PROBLEM:
Extract each line of the data and write it out again exactly.

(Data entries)
################
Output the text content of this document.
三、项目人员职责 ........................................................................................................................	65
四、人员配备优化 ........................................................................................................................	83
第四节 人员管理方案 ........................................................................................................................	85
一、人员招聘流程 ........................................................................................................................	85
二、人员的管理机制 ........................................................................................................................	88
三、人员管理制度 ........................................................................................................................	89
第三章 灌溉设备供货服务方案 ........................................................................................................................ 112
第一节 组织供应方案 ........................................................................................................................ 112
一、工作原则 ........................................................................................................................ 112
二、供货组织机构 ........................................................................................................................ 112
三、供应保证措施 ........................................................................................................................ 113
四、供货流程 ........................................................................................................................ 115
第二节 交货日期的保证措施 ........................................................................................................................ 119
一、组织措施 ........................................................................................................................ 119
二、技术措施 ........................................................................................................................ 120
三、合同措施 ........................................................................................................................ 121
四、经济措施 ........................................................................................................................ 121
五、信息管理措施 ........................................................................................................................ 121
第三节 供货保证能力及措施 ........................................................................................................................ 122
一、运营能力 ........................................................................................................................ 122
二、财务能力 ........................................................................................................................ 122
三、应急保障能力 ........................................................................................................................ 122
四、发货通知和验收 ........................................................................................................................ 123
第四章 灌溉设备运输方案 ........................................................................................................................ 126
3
################
FULL OUTPUT:
Output the text content of this document.
三、项目人员职责 ........................................................................................................................	65
四、人员配备优化 ........................................................................................................................	83
第四节 人员管理方案 ........................................................................................................................	85
一、人员招聘流程 ........................................................................................................................	85
二、人员的管理机制 ........................................................................................................................	88
三、人员管理制度 ........................................................................................................................	89
第三章 灌溉设备供货服务方案 ........................................................................................................................ 112
第一节 组织供应方案 ........................................................................................................................ 112
一、工作原则 ........................................................................................................................ 112
二、供货组织机构 ........................................................................................................................ 112
三、供应保证措施 ........................................................................................................................ 113
四、供货流程 ........................................................................................................................ 115
第二节 交货日期的保证措施 ........................................................................................................................ 119
一、组织措施 ........................................................................................................................ 119
二、技术措施 ........................................................................................................................ 120
三、合同措施 ........................................................................................................................ 121
四、经济措施 ........................................................................................................................ 121
五、信息管理措施 ........................................................................................................................ 121
第三节 供货保证能力及措施 ........................................................................................................................ 122
一、运营能力 ........................................................................................................................ 122
二、财务能力 ........................................................................................................................ 122
三、应急保障能力 ........................................................................................................................ 122
四、发货通知和验收 ........................................................................................................................ 123
第四章 灌溉设备运输方案 ........................................................................................................................ 126
3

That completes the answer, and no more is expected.